**WRITTEN REQUEST:** Gather every line in the records below that contains the word "debug".

Records excerpted from a collection:
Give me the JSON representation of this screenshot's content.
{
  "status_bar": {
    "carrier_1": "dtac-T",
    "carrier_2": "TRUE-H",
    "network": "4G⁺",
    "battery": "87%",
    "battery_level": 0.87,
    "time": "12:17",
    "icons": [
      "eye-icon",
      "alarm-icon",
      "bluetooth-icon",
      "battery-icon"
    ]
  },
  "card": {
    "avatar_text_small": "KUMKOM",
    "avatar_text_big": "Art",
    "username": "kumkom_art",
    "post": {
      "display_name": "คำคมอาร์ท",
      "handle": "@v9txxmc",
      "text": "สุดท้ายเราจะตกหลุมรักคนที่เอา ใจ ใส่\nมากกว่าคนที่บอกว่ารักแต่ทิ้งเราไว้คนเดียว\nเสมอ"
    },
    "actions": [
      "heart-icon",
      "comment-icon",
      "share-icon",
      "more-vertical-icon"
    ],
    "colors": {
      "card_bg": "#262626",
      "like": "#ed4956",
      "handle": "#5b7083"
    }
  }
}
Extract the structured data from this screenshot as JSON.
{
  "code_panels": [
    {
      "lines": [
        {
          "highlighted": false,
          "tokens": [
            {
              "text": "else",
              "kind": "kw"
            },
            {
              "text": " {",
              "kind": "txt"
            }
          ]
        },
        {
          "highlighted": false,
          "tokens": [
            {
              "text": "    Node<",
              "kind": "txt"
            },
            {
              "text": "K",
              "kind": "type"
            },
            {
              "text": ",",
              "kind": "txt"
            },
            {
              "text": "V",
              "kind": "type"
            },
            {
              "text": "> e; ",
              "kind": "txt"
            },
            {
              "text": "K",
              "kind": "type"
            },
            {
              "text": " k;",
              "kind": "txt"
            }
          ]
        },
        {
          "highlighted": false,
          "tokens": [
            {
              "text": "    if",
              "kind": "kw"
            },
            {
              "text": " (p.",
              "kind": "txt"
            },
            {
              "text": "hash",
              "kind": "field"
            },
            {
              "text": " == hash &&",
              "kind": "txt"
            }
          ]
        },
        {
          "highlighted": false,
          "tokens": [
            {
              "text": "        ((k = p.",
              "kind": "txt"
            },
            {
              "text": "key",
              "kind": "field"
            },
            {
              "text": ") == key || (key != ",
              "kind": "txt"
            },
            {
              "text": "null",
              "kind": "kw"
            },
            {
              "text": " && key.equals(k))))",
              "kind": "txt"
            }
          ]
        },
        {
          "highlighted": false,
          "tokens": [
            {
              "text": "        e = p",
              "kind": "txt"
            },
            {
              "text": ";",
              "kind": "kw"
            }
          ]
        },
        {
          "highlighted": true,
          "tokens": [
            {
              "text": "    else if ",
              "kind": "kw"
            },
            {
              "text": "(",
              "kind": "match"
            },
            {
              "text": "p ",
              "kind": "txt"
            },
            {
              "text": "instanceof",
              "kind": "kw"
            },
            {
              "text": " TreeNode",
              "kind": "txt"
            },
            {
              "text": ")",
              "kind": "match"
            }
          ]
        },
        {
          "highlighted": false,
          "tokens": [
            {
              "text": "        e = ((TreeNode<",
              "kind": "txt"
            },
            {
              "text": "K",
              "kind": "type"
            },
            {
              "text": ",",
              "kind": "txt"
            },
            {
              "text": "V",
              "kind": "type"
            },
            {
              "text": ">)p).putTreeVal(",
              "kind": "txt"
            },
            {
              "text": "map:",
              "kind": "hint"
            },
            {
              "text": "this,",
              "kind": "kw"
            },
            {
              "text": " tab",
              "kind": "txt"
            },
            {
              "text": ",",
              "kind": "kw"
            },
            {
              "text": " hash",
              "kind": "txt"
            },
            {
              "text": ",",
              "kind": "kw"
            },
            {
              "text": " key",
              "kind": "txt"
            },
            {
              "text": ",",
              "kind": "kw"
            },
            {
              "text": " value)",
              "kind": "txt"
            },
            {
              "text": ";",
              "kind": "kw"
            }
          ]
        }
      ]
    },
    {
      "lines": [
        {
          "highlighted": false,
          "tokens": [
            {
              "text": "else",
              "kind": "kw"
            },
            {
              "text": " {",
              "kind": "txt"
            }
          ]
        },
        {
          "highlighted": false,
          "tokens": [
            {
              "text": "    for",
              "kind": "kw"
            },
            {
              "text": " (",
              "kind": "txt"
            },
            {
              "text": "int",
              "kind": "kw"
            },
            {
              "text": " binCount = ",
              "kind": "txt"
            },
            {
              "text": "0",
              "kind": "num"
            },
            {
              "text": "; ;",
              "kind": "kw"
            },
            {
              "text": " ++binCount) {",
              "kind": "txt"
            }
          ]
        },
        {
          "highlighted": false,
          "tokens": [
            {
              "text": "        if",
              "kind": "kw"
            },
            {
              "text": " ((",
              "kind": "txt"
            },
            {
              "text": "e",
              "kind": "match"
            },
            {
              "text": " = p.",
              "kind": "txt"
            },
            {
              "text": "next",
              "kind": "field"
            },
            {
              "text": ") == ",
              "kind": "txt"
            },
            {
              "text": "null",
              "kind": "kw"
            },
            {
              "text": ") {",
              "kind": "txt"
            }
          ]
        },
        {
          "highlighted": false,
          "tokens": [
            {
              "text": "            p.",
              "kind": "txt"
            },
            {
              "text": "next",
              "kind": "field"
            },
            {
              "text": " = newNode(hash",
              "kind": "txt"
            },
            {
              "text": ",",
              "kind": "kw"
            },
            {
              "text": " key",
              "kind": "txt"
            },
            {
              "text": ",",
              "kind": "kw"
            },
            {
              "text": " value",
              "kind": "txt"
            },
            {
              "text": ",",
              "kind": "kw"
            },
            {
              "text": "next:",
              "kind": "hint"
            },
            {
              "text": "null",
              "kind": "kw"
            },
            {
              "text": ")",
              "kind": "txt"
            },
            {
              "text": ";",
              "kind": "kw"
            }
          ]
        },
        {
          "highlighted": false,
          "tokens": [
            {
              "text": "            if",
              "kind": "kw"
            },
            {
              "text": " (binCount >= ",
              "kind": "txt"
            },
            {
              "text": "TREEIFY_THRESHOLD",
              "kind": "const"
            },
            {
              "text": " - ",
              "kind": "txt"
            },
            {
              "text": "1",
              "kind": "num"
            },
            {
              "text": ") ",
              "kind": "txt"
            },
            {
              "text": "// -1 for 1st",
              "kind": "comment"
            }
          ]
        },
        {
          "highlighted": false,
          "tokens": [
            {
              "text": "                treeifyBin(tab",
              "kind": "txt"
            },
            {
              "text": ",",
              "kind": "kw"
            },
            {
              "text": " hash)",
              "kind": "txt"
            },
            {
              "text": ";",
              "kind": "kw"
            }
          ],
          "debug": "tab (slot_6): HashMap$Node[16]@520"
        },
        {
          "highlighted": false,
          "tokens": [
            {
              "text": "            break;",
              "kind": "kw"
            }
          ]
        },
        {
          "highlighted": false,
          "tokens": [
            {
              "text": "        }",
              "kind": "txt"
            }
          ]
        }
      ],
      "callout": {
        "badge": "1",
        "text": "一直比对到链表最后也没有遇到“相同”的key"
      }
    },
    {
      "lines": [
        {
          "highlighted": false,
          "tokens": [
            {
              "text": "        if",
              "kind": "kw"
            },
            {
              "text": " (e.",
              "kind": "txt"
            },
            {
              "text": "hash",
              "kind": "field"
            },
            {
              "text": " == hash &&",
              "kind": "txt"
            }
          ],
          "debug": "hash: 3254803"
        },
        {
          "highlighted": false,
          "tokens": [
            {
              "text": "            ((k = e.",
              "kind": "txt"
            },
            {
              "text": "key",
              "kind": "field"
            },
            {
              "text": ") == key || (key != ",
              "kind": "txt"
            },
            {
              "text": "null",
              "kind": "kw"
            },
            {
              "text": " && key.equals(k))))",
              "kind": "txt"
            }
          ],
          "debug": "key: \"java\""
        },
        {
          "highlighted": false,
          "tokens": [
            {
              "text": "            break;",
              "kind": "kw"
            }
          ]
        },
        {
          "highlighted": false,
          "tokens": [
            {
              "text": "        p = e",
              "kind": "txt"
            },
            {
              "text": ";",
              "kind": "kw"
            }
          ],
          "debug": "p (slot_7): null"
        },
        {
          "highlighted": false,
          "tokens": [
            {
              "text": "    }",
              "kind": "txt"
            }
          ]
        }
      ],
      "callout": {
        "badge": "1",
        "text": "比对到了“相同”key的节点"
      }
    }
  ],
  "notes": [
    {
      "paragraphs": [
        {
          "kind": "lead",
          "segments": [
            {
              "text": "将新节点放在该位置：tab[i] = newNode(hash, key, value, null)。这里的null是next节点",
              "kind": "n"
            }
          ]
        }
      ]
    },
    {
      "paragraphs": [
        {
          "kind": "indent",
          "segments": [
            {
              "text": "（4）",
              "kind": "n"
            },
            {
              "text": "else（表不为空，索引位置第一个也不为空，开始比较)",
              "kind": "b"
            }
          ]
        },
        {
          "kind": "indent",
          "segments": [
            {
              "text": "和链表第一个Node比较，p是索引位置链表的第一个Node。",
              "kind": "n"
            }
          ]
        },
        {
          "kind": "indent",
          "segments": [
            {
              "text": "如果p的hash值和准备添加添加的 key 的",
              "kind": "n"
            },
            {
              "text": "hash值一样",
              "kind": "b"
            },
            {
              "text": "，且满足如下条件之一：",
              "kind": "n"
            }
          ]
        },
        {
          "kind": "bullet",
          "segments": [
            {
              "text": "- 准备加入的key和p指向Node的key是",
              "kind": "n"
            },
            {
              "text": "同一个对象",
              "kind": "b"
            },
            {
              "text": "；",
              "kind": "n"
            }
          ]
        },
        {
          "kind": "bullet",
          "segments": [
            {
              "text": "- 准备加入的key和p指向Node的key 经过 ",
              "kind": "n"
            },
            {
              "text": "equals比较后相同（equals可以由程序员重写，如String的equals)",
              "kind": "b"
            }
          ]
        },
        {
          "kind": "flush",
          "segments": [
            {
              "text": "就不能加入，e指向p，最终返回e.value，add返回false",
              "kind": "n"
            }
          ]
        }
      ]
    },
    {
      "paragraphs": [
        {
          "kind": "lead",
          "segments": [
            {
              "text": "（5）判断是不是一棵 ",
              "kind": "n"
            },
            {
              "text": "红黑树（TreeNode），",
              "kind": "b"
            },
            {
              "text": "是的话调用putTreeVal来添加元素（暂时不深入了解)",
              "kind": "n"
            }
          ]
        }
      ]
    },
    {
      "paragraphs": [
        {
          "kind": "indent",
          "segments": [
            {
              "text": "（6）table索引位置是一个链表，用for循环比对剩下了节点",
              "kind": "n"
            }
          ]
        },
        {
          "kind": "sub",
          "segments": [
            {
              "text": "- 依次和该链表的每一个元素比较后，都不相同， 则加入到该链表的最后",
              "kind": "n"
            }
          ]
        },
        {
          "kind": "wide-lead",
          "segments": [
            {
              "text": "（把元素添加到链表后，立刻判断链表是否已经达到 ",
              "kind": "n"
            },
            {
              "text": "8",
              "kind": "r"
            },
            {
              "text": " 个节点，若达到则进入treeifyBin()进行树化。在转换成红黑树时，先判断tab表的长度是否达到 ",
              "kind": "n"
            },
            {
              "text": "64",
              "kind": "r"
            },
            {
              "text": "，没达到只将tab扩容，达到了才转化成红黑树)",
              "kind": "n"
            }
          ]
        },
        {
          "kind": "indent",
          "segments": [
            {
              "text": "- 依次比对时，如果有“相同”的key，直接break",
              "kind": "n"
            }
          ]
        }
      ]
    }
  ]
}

**COMPLETE RESPONSE:**
          "debug": "tab (slot_6): HashMap$Node[16]@520"
          "debug": "hash: 3254803"
          "debug": "key: \"java\""
          "debug": "p (slot_7): null"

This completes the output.